(Structured figure records)
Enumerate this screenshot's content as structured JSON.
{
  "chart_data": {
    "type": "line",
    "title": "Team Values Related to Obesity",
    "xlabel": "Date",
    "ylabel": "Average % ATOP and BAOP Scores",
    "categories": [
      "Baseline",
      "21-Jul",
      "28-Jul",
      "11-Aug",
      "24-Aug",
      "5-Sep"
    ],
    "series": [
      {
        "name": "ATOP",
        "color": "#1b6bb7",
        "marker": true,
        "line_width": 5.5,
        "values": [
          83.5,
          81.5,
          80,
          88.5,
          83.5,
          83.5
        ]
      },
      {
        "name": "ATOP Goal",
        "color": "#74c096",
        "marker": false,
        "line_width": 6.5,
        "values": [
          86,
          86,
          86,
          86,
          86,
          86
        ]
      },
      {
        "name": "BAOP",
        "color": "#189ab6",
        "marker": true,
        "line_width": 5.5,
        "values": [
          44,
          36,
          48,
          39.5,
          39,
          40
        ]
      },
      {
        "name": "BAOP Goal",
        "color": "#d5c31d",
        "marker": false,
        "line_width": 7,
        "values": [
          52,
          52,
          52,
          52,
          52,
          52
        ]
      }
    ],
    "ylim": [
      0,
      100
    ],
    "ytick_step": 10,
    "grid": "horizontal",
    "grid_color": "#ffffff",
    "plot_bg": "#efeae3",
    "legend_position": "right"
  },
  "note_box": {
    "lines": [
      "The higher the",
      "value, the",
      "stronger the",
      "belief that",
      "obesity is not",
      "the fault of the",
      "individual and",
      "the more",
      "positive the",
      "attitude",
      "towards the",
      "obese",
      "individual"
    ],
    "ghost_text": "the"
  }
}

▶ [The exercise]: Repeat the entries above exactly, leaving nothing out.

▶ [Exercise result]:
Enumerate this screenshot's content as structured JSON.
{
  "chart_data": {
    "type": "line",
    "title": "Team Values Related to Obesity",
    "xlabel": "Date",
    "ylabel": "Average % ATOP and BAOP Scores",
    "categories": [
      "Baseline",
      "21-Jul",
      "28-Jul",
      "11-Aug",
      "24-Aug",
      "5-Sep"
    ],
    "series": [
      {
        "name": "ATOP",
        "color": "#1b6bb7",
        "marker": true,
        "line_width": 5.5,
        "values": [
          83.5,
          81.5,
          80,
          88.5,
          83.5,
          83.5
        ]
      },
      {
        "name": "ATOP Goal",
        "color": "#74c096",
        "marker": false,
        "line_width": 6.5,
        "values": [
          86,
          86,
          86,
          86,
          86,
          86
        ]
      },
      {
        "name": "BAOP",
        "color": "#189ab6",
        "marker": true,
        "line_width": 5.5,
        "values": [
          44,
          36,
          48,
          39.5,
          39,
          40
        ]
      },
      {
        "name": "BAOP Goal",
        "color": "#d5c31d",
        "marker": false,
        "line_width": 7,
        "values": [
          52,
          52,
          52,
          52,
          52,
          52
        ]
      }
    ],
    "ylim": [
      0,
      100
    ],
    "ytick_step": 10,
    "grid": "horizontal",
    "grid_color": "#ffffff",
    "plot_bg": "#efeae3",
    "legend_position": "right"
  },
  "note_box": {
    "lines": [
      "The higher the",
      "value, the",
      "stronger the",
      "belief that",
      "obesity is not",
      "the fault of the",
      "individual and",
      "the more",
      "positive the",
      "attitude",
      "towards the",
      "obese",
      "individual"
    ],
    "ghost_text": "the"
  }
}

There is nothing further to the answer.